(Dataset rows about figures)
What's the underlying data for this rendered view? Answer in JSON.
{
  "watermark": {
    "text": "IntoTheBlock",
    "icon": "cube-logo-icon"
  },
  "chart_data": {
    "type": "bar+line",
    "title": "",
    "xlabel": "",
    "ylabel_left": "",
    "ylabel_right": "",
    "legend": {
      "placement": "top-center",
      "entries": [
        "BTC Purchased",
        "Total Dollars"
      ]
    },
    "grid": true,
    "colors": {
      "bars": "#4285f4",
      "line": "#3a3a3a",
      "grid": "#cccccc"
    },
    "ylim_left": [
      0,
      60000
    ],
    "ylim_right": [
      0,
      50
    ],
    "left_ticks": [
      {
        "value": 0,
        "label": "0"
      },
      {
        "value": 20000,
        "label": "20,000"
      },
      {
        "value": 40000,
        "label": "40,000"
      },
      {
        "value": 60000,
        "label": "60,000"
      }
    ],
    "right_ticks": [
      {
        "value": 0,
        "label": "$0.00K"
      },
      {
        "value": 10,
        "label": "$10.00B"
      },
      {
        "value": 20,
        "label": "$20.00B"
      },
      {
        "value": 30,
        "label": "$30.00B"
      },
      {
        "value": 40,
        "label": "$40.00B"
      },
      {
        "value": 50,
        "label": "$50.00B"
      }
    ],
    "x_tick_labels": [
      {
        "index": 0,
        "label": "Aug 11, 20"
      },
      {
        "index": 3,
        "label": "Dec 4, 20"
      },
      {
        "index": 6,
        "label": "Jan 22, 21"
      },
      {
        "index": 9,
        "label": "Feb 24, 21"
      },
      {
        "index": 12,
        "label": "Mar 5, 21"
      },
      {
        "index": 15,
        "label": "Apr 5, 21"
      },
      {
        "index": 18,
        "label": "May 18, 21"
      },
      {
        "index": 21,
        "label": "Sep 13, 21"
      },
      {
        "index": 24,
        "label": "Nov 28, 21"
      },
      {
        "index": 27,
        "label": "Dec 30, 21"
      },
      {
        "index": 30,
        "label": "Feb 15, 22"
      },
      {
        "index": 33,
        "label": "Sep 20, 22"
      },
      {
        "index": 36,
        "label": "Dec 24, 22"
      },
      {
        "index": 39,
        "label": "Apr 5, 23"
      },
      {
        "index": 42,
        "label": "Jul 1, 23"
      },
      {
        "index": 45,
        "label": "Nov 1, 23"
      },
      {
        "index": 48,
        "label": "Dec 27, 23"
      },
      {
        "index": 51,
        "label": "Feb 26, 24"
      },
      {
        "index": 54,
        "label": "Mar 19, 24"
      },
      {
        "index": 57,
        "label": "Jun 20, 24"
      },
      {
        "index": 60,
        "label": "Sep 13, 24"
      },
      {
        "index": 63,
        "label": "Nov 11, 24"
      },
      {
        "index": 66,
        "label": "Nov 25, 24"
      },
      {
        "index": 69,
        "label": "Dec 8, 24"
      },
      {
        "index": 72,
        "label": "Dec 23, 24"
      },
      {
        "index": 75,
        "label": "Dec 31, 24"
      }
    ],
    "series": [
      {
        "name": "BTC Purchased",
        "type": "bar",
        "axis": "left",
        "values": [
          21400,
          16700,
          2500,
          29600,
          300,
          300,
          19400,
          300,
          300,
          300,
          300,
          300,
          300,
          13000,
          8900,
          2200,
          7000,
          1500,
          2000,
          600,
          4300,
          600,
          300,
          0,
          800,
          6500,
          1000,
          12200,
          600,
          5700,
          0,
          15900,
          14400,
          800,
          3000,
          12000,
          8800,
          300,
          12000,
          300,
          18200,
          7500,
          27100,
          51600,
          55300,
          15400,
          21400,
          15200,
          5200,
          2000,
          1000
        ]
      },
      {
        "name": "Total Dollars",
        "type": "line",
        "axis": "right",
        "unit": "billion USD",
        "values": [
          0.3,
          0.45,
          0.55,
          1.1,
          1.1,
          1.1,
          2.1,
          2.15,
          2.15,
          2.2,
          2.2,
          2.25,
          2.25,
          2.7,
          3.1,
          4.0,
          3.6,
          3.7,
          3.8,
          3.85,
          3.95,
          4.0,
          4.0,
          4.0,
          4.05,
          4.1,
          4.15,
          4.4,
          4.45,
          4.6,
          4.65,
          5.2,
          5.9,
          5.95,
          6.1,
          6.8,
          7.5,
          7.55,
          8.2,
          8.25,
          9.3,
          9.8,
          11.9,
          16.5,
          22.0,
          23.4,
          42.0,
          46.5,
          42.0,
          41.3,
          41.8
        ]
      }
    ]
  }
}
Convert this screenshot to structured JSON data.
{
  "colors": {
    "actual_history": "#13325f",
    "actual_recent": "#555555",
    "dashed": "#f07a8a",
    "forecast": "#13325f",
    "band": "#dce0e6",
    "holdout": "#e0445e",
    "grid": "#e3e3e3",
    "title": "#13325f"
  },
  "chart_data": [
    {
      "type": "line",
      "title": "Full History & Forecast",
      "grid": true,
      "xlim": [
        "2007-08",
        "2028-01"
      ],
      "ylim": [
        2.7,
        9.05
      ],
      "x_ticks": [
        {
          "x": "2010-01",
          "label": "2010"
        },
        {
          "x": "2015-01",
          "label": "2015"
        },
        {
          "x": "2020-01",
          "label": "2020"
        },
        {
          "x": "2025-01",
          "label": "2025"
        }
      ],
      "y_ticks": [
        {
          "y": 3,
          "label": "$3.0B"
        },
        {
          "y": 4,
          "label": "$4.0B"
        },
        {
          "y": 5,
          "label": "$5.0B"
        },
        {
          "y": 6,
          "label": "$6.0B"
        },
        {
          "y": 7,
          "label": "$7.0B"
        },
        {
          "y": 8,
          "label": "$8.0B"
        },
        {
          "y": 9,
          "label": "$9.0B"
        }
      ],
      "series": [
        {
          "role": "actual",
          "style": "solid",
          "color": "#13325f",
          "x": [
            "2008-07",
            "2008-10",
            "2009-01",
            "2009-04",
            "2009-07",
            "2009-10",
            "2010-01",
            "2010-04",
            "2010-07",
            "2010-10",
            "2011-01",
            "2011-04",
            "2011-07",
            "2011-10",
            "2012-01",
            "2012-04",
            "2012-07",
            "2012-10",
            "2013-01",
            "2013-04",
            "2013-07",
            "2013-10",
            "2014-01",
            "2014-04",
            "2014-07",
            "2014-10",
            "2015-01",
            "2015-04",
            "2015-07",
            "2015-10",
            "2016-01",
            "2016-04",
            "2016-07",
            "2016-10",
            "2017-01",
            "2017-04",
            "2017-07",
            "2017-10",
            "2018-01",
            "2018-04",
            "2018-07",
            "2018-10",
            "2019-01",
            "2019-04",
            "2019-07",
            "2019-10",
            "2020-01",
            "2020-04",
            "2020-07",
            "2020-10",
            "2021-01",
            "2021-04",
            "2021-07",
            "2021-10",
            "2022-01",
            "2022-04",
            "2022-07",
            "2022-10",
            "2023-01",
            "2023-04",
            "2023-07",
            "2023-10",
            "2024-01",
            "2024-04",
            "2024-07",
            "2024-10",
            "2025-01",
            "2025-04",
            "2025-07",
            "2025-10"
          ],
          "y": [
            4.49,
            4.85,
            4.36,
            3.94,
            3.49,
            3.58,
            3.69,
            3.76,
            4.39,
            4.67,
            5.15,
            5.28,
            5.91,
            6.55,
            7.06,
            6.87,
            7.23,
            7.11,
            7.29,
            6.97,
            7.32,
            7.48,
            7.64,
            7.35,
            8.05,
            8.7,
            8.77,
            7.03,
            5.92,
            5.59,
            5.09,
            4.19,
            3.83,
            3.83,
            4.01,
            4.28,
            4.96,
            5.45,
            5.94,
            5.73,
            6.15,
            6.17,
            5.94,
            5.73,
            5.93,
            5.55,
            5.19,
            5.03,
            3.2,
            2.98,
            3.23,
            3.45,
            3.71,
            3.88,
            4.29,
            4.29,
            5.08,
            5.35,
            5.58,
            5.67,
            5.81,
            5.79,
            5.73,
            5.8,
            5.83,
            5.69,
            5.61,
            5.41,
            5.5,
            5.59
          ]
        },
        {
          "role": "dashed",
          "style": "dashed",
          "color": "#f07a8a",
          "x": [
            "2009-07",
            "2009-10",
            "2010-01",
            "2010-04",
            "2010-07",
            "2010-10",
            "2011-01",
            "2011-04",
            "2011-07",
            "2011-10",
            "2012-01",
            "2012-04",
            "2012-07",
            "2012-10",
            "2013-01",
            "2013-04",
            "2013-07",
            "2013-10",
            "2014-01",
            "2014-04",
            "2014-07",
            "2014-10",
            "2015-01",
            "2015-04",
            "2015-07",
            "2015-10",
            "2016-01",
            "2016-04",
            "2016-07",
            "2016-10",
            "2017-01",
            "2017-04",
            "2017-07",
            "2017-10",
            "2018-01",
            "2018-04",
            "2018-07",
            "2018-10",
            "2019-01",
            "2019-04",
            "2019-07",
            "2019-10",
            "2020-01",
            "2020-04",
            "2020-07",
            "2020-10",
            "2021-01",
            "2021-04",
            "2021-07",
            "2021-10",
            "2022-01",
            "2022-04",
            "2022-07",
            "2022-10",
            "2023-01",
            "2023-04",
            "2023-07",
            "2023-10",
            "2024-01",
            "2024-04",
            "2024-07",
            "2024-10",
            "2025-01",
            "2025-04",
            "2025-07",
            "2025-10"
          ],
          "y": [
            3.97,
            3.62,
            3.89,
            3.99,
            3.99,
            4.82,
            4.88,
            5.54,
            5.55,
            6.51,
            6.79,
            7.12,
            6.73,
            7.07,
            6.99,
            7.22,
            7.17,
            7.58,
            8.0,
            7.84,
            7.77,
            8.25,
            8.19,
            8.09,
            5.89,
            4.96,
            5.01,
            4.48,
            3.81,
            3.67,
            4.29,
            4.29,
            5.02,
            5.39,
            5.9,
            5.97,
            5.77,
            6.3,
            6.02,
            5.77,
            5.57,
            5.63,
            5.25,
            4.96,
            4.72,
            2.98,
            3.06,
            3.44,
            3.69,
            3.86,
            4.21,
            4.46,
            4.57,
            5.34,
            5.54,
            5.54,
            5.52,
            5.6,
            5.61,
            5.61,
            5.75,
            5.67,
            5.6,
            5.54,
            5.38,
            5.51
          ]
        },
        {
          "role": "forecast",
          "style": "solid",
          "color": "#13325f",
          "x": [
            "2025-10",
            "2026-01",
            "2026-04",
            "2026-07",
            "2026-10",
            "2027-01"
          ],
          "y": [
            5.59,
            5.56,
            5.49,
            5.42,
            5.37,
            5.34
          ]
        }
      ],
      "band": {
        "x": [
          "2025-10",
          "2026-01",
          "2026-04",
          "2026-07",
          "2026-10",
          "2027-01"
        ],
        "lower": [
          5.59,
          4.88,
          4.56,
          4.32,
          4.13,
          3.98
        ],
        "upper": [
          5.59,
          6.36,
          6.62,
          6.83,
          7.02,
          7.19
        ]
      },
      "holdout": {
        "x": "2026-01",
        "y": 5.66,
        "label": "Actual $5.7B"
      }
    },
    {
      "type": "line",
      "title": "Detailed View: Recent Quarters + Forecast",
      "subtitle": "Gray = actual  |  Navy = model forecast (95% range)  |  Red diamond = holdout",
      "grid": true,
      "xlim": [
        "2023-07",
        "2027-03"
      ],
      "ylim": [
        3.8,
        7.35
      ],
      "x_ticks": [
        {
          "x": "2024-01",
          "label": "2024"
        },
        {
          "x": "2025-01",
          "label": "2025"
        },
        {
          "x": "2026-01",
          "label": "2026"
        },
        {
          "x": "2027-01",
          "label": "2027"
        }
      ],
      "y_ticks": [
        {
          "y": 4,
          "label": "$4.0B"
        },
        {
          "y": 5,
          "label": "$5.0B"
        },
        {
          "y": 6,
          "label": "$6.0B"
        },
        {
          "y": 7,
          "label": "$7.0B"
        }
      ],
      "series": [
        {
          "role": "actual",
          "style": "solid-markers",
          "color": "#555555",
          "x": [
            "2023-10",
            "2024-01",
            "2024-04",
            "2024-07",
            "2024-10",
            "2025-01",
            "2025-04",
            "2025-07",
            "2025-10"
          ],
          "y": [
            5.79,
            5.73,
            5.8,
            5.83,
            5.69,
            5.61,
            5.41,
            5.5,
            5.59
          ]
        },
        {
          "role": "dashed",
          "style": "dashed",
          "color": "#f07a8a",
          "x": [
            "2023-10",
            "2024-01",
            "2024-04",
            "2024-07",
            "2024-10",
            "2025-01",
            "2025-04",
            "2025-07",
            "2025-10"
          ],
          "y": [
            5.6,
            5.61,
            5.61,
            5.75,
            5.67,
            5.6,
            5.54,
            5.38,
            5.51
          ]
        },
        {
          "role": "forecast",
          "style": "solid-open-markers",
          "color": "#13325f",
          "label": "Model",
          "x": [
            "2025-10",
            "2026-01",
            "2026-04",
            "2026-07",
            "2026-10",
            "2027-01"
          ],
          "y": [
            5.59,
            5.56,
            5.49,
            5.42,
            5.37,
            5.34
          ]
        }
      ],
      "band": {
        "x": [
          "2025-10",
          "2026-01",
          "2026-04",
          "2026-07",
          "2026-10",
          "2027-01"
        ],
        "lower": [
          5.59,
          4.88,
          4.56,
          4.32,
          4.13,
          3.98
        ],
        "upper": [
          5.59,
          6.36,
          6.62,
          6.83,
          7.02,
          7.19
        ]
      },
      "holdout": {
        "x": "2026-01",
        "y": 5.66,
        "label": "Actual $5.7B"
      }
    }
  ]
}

■ What the exercise asks
Reproduce each line of the entries in which the word "holdout" is found.

■ Answer
    "holdout": "#e0445e",
      "holdout": {
      "subtitle": "Gray = actual  |  Navy = model forecast (95% range)  |  Red diamond = holdout",
      "holdout": {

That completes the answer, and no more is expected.